WRITTEN INSTRUCTION =>
Copy the data that follows, character for character, minus the pictures.

......

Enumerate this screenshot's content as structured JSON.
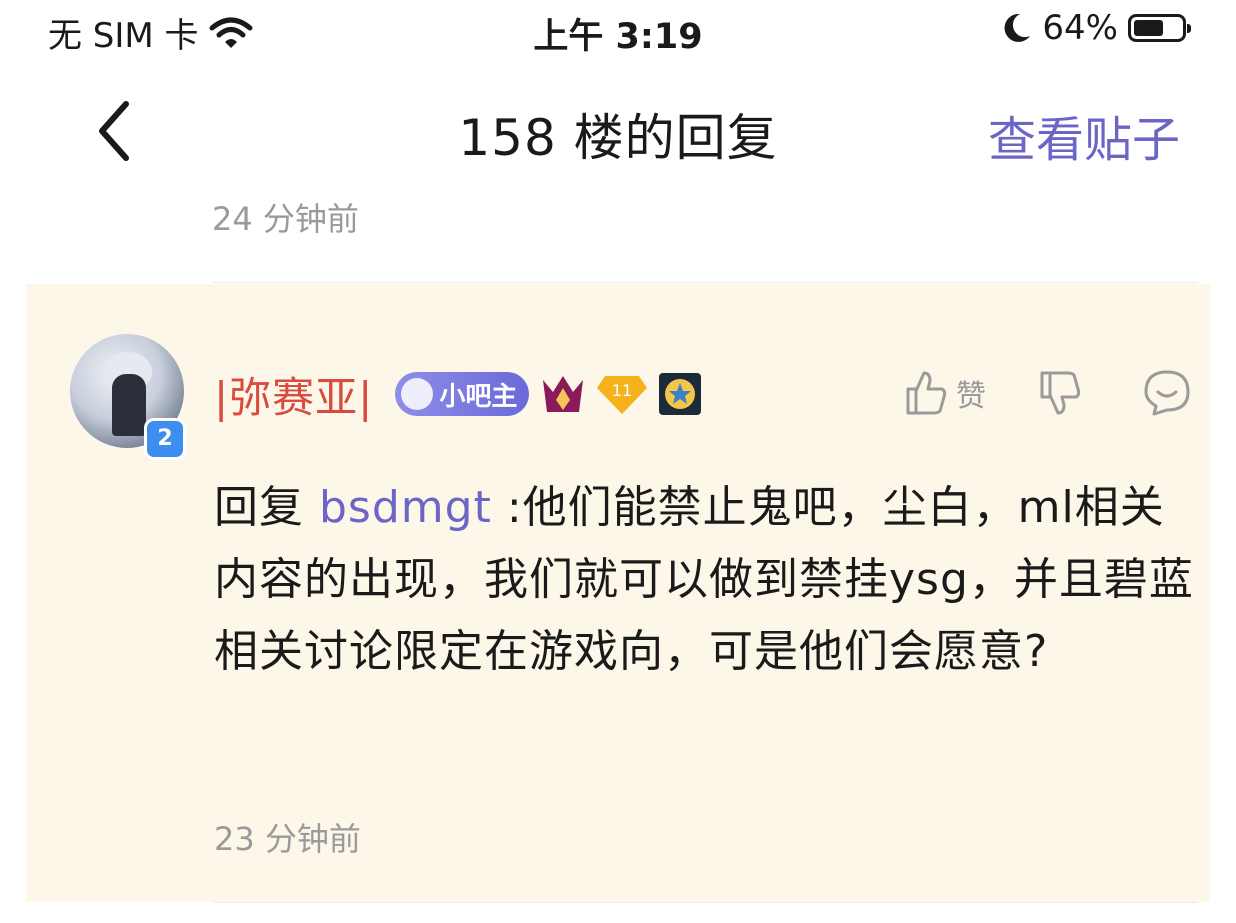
{
  "status_bar": {
    "carrier": "无 SIM 卡",
    "time": "上午 3:19",
    "battery_percent": "64%",
    "battery_level": 0.64,
    "icons": [
      "wifi-icon",
      "moon-icon",
      "battery-icon"
    ]
  },
  "nav": {
    "title": "158 楼的回复",
    "action": "查看贴子",
    "back_icon": "chevron-left-icon"
  },
  "thread": {
    "parent_time": "24 分钟前"
  },
  "reply": {
    "username": "|弥赛亚|",
    "level": "2",
    "admin_badge": "小吧主",
    "gem_level": "11",
    "like_label": "赞",
    "prefix": "回复 ",
    "mention": "bsdmgt",
    "content": " :他们能禁止鬼吧，尘白，ml相关内容的出现，我们就可以做到禁挂ysg，并且碧蓝相关讨论限定在游戏向，可是他们会愿意?",
    "time": "23 分钟前"
  },
  "colors": {
    "accent": "#6b66c6",
    "username": "#d94b3f",
    "highlight_bg": "#fdf7ea",
    "muted": "#9a9a9a"
  }
}
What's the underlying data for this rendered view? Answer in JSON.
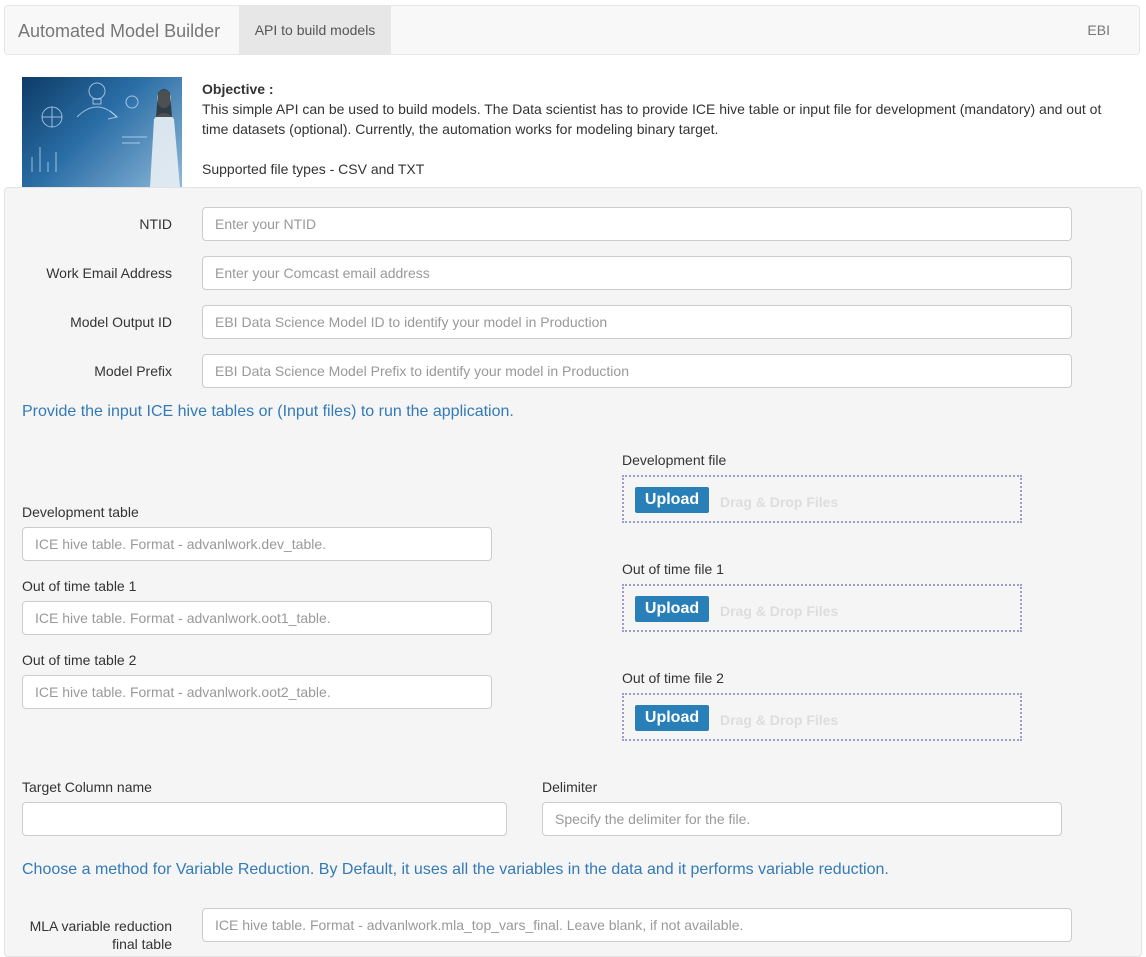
{
  "navbar": {
    "brand": "Automated Model Builder",
    "active_tab": "API to build models",
    "right_link": "EBI"
  },
  "objective": {
    "title": "Objective :",
    "body": "This simple API can be used to build models. The Data scientist has to provide ICE hive table or input file for development (mandatory) and out ot time datasets (optional). Currently, the automation works for modeling binary target.",
    "file_types": "Supported file types - CSV and TXT"
  },
  "form": {
    "ntid": {
      "label": "NTID",
      "placeholder": "Enter your NTID"
    },
    "email": {
      "label": "Work Email Address",
      "placeholder": "Enter your Comcast email address"
    },
    "model_output_id": {
      "label": "Model Output ID",
      "placeholder": "EBI Data Science Model ID to identify your model in Production"
    },
    "model_prefix": {
      "label": "Model Prefix",
      "placeholder": "EBI Data Science Model Prefix to identify your model in Production"
    }
  },
  "input_section": {
    "heading": "Provide the input ICE hive tables or (Input files) to run the application.",
    "dev_table": {
      "label": "Development table",
      "placeholder": "ICE hive table. Format - advanlwork.dev_table."
    },
    "oot1_table": {
      "label": "Out of time table 1",
      "placeholder": "ICE hive table. Format - advanlwork.oot1_table."
    },
    "oot2_table": {
      "label": "Out of time table 2",
      "placeholder": "ICE hive table. Format - advanlwork.oot2_table."
    },
    "dev_file": {
      "label": "Development file"
    },
    "oot1_file": {
      "label": "Out of time file 1"
    },
    "oot2_file": {
      "label": "Out of time file 2"
    },
    "upload_label": "Upload",
    "drop_hint": "Drag & Drop Files"
  },
  "target": {
    "label": "Target Column name",
    "value": ""
  },
  "delimiter": {
    "label": "Delimiter",
    "placeholder": "Specify the delimiter for the file."
  },
  "reduction_section": {
    "heading": "Choose a method for Variable Reduction. By Default, it uses all the variables in the data and it performs variable reduction.",
    "mla_label": "MLA variable reduction final table",
    "mla_placeholder": "ICE hive table. Format - advanlwork.mla_top_vars_final. Leave blank, if not available."
  }
}
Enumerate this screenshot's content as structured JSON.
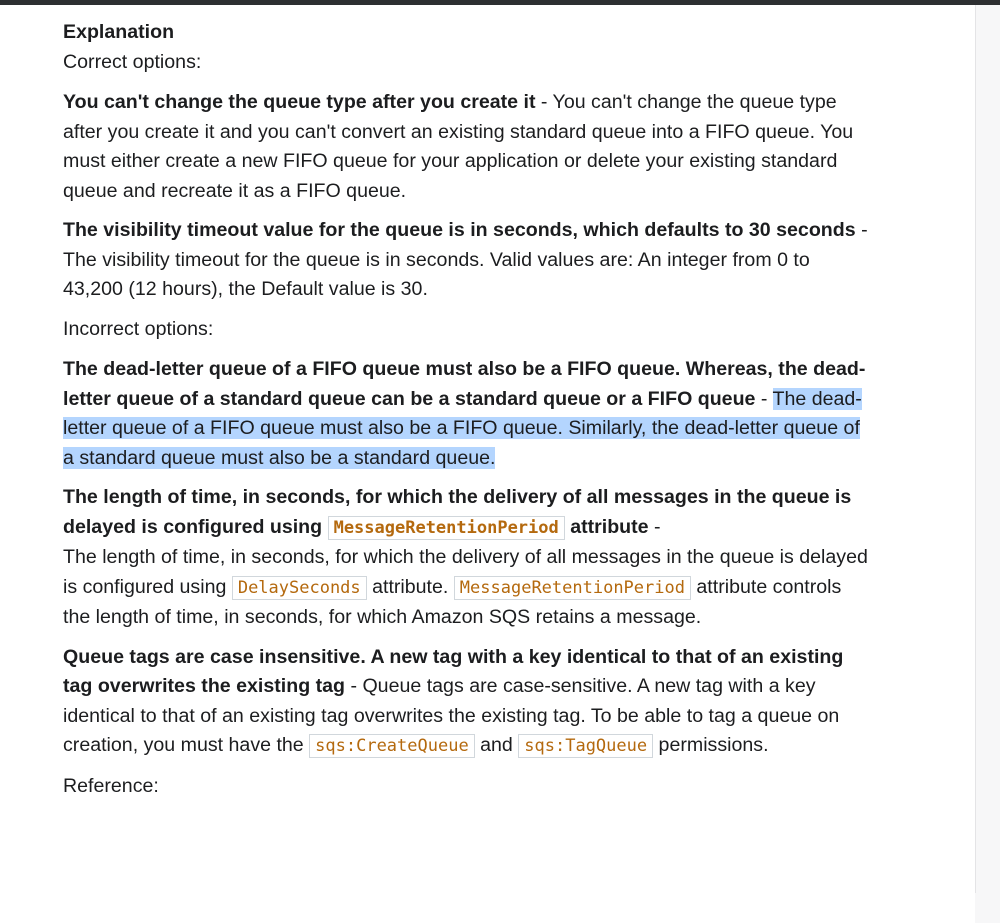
{
  "explanation": {
    "heading": "Explanation",
    "correct_label": "Correct options:",
    "incorrect_label": "Incorrect options:",
    "reference_label": "Reference:"
  },
  "correct_options": [
    {
      "title": "You can't change the queue type after you create it",
      "separator": " - ",
      "body": "You can't change the queue type after you create it and you can't convert an existing standard queue into a FIFO queue. You must either create a new FIFO queue for your application or delete your existing standard queue and recreate it as a FIFO queue."
    },
    {
      "title": "The visibility timeout value for the queue is in seconds, which defaults to 30 seconds",
      "separator": " - ",
      "body": "The visibility timeout for the queue is in seconds. Valid values are: An integer from 0 to 43,200 (12 hours), the Default value is 30."
    }
  ],
  "incorrect_options": [
    {
      "title": "The dead-letter queue of a FIFO queue must also be a FIFO queue. Whereas, the dead-letter queue of a standard queue can be a standard queue or a FIFO queue",
      "separator": " - ",
      "body_highlighted": "The dead-letter queue of a FIFO queue must also be a FIFO queue. Similarly, the dead-letter queue of a standard queue must also be a standard queue."
    },
    {
      "title_before_code": "The length of time, in seconds, for which the delivery of all messages in the queue is delayed is configured using ",
      "title_code": "MessageRetentionPeriod",
      "title_after_code": " attribute",
      "separator": " - ",
      "body_part1": "The length of time, in seconds, for which the delivery of all messages in the queue is delayed is configured using ",
      "body_code1": "DelaySeconds",
      "body_part2": " attribute. ",
      "body_code2": "MessageRetentionPeriod",
      "body_part3": " attribute controls the length of time, in seconds, for which Amazon SQS retains a message."
    },
    {
      "title": "Queue tags are case insensitive. A new tag with a key identical to that of an existing tag overwrites the existing tag",
      "separator": " - ",
      "body_part1": "Queue tags are case-sensitive. A new tag with a key identical to that of an existing tag overwrites the existing tag. To be able to tag a queue on creation, you must have the ",
      "body_code1": "sqs:CreateQueue",
      "body_part2": " and ",
      "body_code2": "sqs:TagQueue",
      "body_part3": " permissions."
    }
  ]
}
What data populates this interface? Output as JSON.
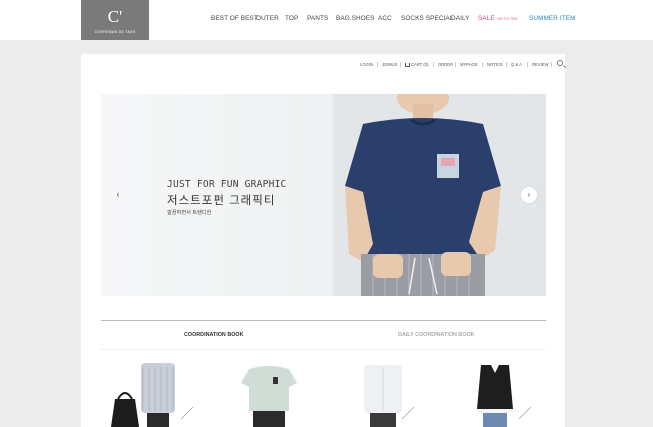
{
  "logo": {
    "mark": "C'",
    "tagline": "CORREMAN DE TASS"
  },
  "main_nav": {
    "items": [
      "BEST OF BEST",
      "OUTER",
      "TOP",
      "PANTS",
      "BAG.SHOES",
      "ACC",
      "SOCKS SPECIAL",
      "DAILY"
    ],
    "sale_label": "SALE",
    "sale_note": "~UP TO 70%",
    "summer_label": "SUMMER ITEM"
  },
  "util_nav": {
    "items": [
      "LOGIN",
      "JOINUS",
      "CART (0)",
      "ORDER",
      "MYPAGE",
      "NOTICE",
      "Q & A",
      "REVIEW"
    ]
  },
  "banner": {
    "title": "JUST FOR FUN GRAPHIC",
    "korean_title": "저스트포펀 그래픽티",
    "subtitle": "깔끔하면서 트렌디한",
    "prev_arrow": "‹",
    "next_arrow": "›"
  },
  "tabs": {
    "coordination": "COORDINATION BOOK",
    "daily": "DAILY COORDINATION BOOK"
  },
  "colors": {
    "logo_bg": "#7a7a7a",
    "sale": "#e0457b",
    "summer": "#2a86c8",
    "tshirt": "#2a3f6b"
  }
}
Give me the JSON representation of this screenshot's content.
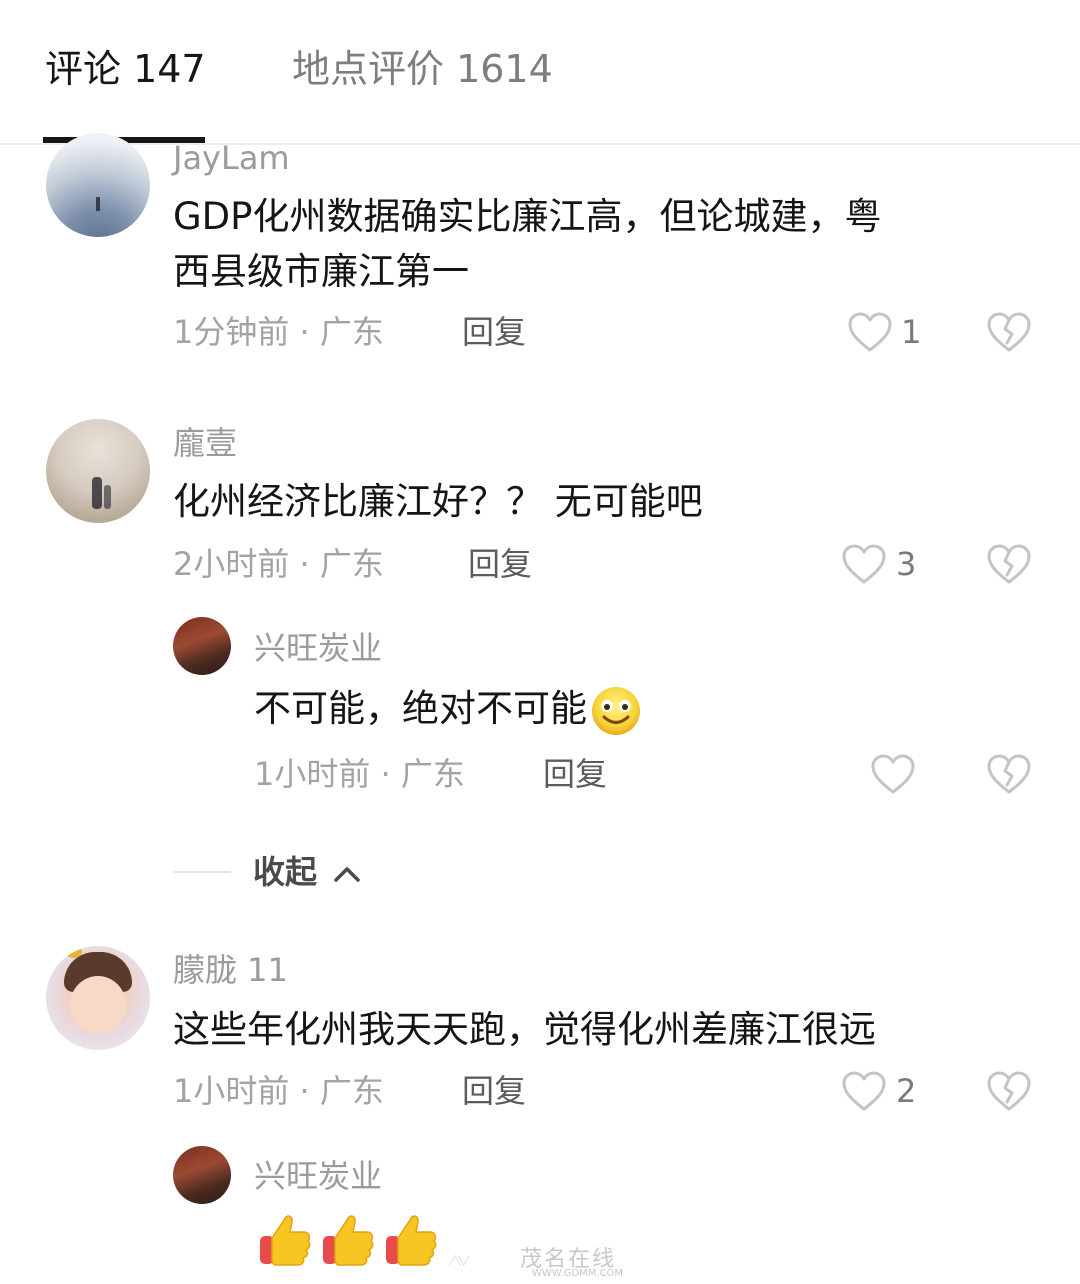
{
  "tabs": [
    {
      "label": "评论 147",
      "active": true
    },
    {
      "label": "地点评价 1614",
      "active": false
    }
  ],
  "comments": [
    {
      "username": "JayLam",
      "text_lines": [
        "GDP化州数据确实比廉江高，但论城建，粤",
        "西县级市廉江第一"
      ],
      "meta": "1分钟前 · 广东",
      "reply": "回复",
      "likes": "1"
    },
    {
      "username": "龐壹",
      "text_lines": [
        "化州经济比廉江好？？ 无可能吧"
      ],
      "meta": "2小时前 · 广东",
      "reply": "回复",
      "likes": "3",
      "replies": [
        {
          "username": "兴旺炭业",
          "text": "不可能，绝对不可能",
          "meta": "1小时前 · 广东",
          "reply": "回复",
          "likes": ""
        }
      ]
    },
    {
      "username": "朦胧 11",
      "text_lines": [
        "这些年化州我天天跑，觉得化州差廉江很远"
      ],
      "meta": "1小时前 · 广东",
      "reply": "回复",
      "likes": "2",
      "replies": [
        {
          "username": "兴旺炭业"
        }
      ]
    }
  ],
  "collapse": {
    "label": "收起"
  },
  "watermark": {
    "text": "茂名在线",
    "url": "WWW.GDMM.COM"
  },
  "colors": {
    "like_outline": "#c4c4c4",
    "thumb_emoji": "#f7c623",
    "thumb_sleeve": "#e94b4b"
  }
}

......

REPLY TO THE TASK =>
Enumerate this screenshot's content as structured JSON.
{
  "status_bar": {
    "carrier": "无 SIM 卡",
    "time": "上午 3:19",
    "battery_percent": "64%",
    "battery_level": 0.64,
    "icons": [
      "wifi-icon",
      "moon-icon",
      "battery-icon"
    ]
  },
  "nav": {
    "title": "158 楼的回复",
    "action": "查看贴子",
    "back_icon": "chevron-left-icon"
  },
  "thread": {
    "parent_time": "24 分钟前"
  },
  "reply": {
    "username": "|弥赛亚|",
    "level": "2",
    "admin_badge": "小吧主",
    "gem_level": "11",
    "like_label": "赞",
    "prefix": "回复 ",
    "mention": "bsdmgt",
    "content": " :他们能禁止鬼吧，尘白，ml相关内容的出现，我们就可以做到禁挂ysg，并且碧蓝相关讨论限定在游戏向，可是他们会愿意?",
    "time": "23 分钟前"
  },
  "colors": {
    "accent": "#6b66c6",
    "username": "#d94b3f",
    "highlight_bg": "#fdf7ea",
    "muted": "#9a9a9a"
  }
}
What's the underlying data for this rendered view? Answer in JSON.
{
  "navbar": {
    "brand": "Automated Model Builder",
    "active_tab": "API to build models",
    "right_link": "EBI"
  },
  "objective": {
    "title": "Objective :",
    "body": "This simple API can be used to build models. The Data scientist has to provide ICE hive table or input file for development (mandatory) and out ot time datasets (optional). Currently, the automation works for modeling binary target.",
    "file_types": "Supported file types - CSV and TXT"
  },
  "form": {
    "ntid": {
      "label": "NTID",
      "placeholder": "Enter your NTID"
    },
    "email": {
      "label": "Work Email Address",
      "placeholder": "Enter your Comcast email address"
    },
    "model_output_id": {
      "label": "Model Output ID",
      "placeholder": "EBI Data Science Model ID to identify your model in Production"
    },
    "model_prefix": {
      "label": "Model Prefix",
      "placeholder": "EBI Data Science Model Prefix to identify your model in Production"
    }
  },
  "input_section": {
    "heading": "Provide the input ICE hive tables or (Input files) to run the application.",
    "dev_table": {
      "label": "Development table",
      "placeholder": "ICE hive table. Format - advanlwork.dev_table."
    },
    "oot1_table": {
      "label": "Out of time table 1",
      "placeholder": "ICE hive table. Format - advanlwork.oot1_table."
    },
    "oot2_table": {
      "label": "Out of time table 2",
      "placeholder": "ICE hive table. Format - advanlwork.oot2_table."
    },
    "dev_file": {
      "label": "Development file"
    },
    "oot1_file": {
      "label": "Out of time file 1"
    },
    "oot2_file": {
      "label": "Out of time file 2"
    },
    "upload_label": "Upload",
    "drop_hint": "Drag & Drop Files"
  },
  "target": {
    "label": "Target Column name",
    "value": ""
  },
  "delimiter": {
    "label": "Delimiter",
    "placeholder": "Specify the delimiter for the file."
  },
  "reduction_section": {
    "heading": "Choose a method for Variable Reduction. By Default, it uses all the variables in the data and it performs variable reduction.",
    "mla_label": "MLA variable reduction final table",
    "mla_placeholder": "ICE hive table. Format - advanlwork.mla_top_vars_final. Leave blank, if not available."
  }
}
Enumerate this screenshot's content as structured JSON.
{
  "explanation": {
    "heading": "Explanation",
    "correct_label": "Correct options:",
    "incorrect_label": "Incorrect options:",
    "reference_label": "Reference:"
  },
  "correct_options": [
    {
      "title": "You can't change the queue type after you create it",
      "separator": " - ",
      "body": "You can't change the queue type after you create it and you can't convert an existing standard queue into a FIFO queue. You must either create a new FIFO queue for your application or delete your existing standard queue and recreate it as a FIFO queue."
    },
    {
      "title": "The visibility timeout value for the queue is in seconds, which defaults to 30 seconds",
      "separator": " - ",
      "body": "The visibility timeout for the queue is in seconds. Valid values are: An integer from 0 to 43,200 (12 hours), the Default value is 30."
    }
  ],
  "incorrect_options": [
    {
      "title": "The dead-letter queue of a FIFO queue must also be a FIFO queue. Whereas, the dead-letter queue of a standard queue can be a standard queue or a FIFO queue",
      "separator": " - ",
      "body_highlighted": "The dead-letter queue of a FIFO queue must also be a FIFO queue. Similarly, the dead-letter queue of a standard queue must also be a standard queue."
    },
    {
      "title_before_code": "The length of time, in seconds, for which the delivery of all messages in the queue is delayed is configured using ",
      "title_code": "MessageRetentionPeriod",
      "title_after_code": " attribute",
      "separator": " - ",
      "body_part1": "The length of time, in seconds, for which the delivery of all messages in the queue is delayed is configured using ",
      "body_code1": "DelaySeconds",
      "body_part2": " attribute. ",
      "body_code2": "MessageRetentionPeriod",
      "body_part3": " attribute controls the length of time, in seconds, for which Amazon SQS retains a message."
    },
    {
      "title": "Queue tags are case insensitive. A new tag with a key identical to that of an existing tag overwrites the existing tag",
      "separator": " - ",
      "body_part1": "Queue tags are case-sensitive. A new tag with a key identical to that of an existing tag overwrites the existing tag. To be able to tag a queue on creation, you must have the ",
      "body_code1": "sqs:CreateQueue",
      "body_part2": " and ",
      "body_code2": "sqs:TagQueue",
      "body_part3": " permissions."
    }
  ]
}
What data populates this interface? Output as JSON.
{
  "logo": {
    "mark": "C'",
    "tagline": "CORREMAN DE TASS"
  },
  "main_nav": {
    "items": [
      "BEST OF BEST",
      "OUTER",
      "TOP",
      "PANTS",
      "BAG.SHOES",
      "ACC",
      "SOCKS SPECIAL",
      "DAILY"
    ],
    "sale_label": "SALE",
    "sale_note": "~UP TO 70%",
    "summer_label": "SUMMER ITEM"
  },
  "util_nav": {
    "items": [
      "LOGIN",
      "JOINUS",
      "CART (0)",
      "ORDER",
      "MYPAGE",
      "NOTICE",
      "Q & A",
      "REVIEW"
    ]
  },
  "banner": {
    "title": "JUST FOR FUN GRAPHIC",
    "korean_title": "저스트포펀 그래픽티",
    "subtitle": "깔끔하면서 트렌디한",
    "prev_arrow": "‹",
    "next_arrow": "›"
  },
  "tabs": {
    "coordination": "COORDINATION BOOK",
    "daily": "DAILY COORDINATION BOOK"
  },
  "colors": {
    "logo_bg": "#7a7a7a",
    "sale": "#e0457b",
    "summer": "#2a86c8",
    "tshirt": "#2a3f6b"
  }
}
Give me the JSON representation of this screenshot's content.
{
  "tabs": [
    {
      "label": "评论 147",
      "active": true
    },
    {
      "label": "地点评价 1614",
      "active": false
    }
  ],
  "comments": [
    {
      "username": "JayLam",
      "text_lines": [
        "GDP化州数据确实比廉江高，但论城建，粤",
        "西县级市廉江第一"
      ],
      "meta": "1分钟前 · 广东",
      "reply": "回复",
      "likes": "1"
    },
    {
      "username": "龐壹",
      "text_lines": [
        "化州经济比廉江好？？ 无可能吧"
      ],
      "meta": "2小时前 · 广东",
      "reply": "回复",
      "likes": "3",
      "replies": [
        {
          "username": "兴旺炭业",
          "text": "不可能，绝对不可能",
          "meta": "1小时前 · 广东",
          "reply": "回复",
          "likes": ""
        }
      ]
    },
    {
      "username": "朦胧 11",
      "text_lines": [
        "这些年化州我天天跑，觉得化州差廉江很远"
      ],
      "meta": "1小时前 · 广东",
      "reply": "回复",
      "likes": "2",
      "replies": [
        {
          "username": "兴旺炭业"
        }
      ]
    }
  ],
  "collapse": {
    "label": "收起"
  },
  "watermark": {
    "text": "茂名在线",
    "url": "WWW.GDMM.COM"
  },
  "colors": {
    "like_outline": "#c4c4c4",
    "thumb_emoji": "#f7c623",
    "thumb_sleeve": "#e94b4b"
  }
}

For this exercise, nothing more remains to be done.